▸ **Set problem**
What is the number of lines containing the string "наращивание"? Answer with the number only.

A run of records
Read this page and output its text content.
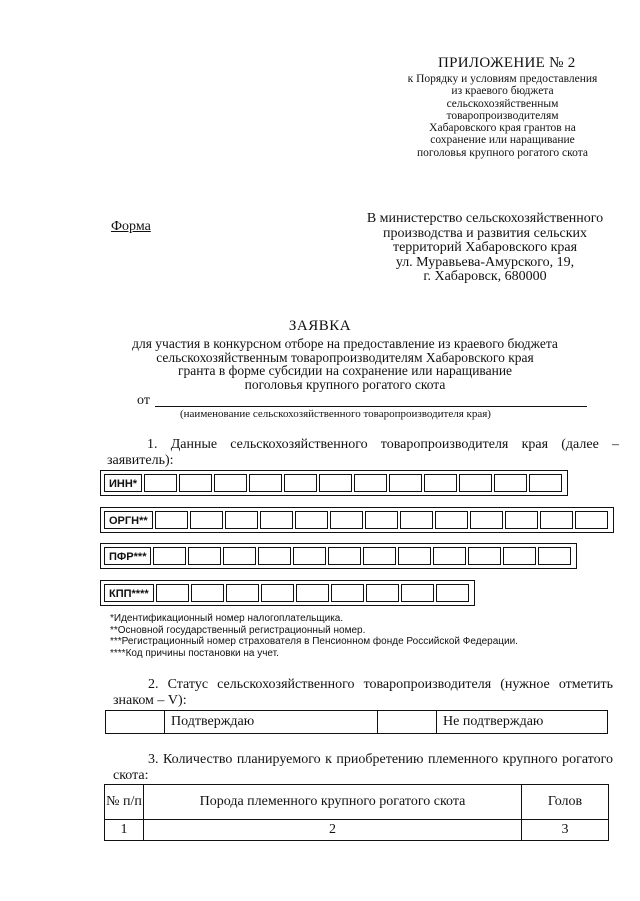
ПРИЛОЖЕНИЕ № 2
к Порядку и условиям предоставления
из краевого бюджета
сельскохозяйственным
товаропроизводителям
Хабаровского края грантов на
сохранение или наращивание
поголовья крупного рогатого скота
Форма
В министерство сельскохозяйственного
производства и развития сельских
территорий Хабаровского края
ул. Муравьева-Амурского, 19,
г. Хабаровск, 680000
ЗАЯВКА
для участия в конкурсном отборе на предоставление из краевого бюджета
сельскохозяйственным товаропроизводителям Хабаровского края
гранта в форме субсидии на сохранение или наращивание
поголовья крупного рогатого скота
от
(наименование сельскохозяйственного товаропроизводителя края)
1. Данные сельскохозяйственного товаропроизводителя края (далее – заявитель):
ИНН*
ОРГН**
ПФР***
КПП****
*Идентификационный номер налогоплательщика.
**Основной государственный регистрационный номер.
***Регистрационный номер страхователя в Пенсионном фонде Российской Федерации.
****Код причины постановки на учет.
2. Статус сельскохозяйственного товаропроизводителя (нужное отметить знаком – V):
	Подтверждаю		Не подтверждаю
3. Количество планируемого к приобретению племенного крупного рогатого скота:
№ п/п	Порода племенного крупного рогатого скота	Голов
1	2	3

▸ **Reply to the task**
2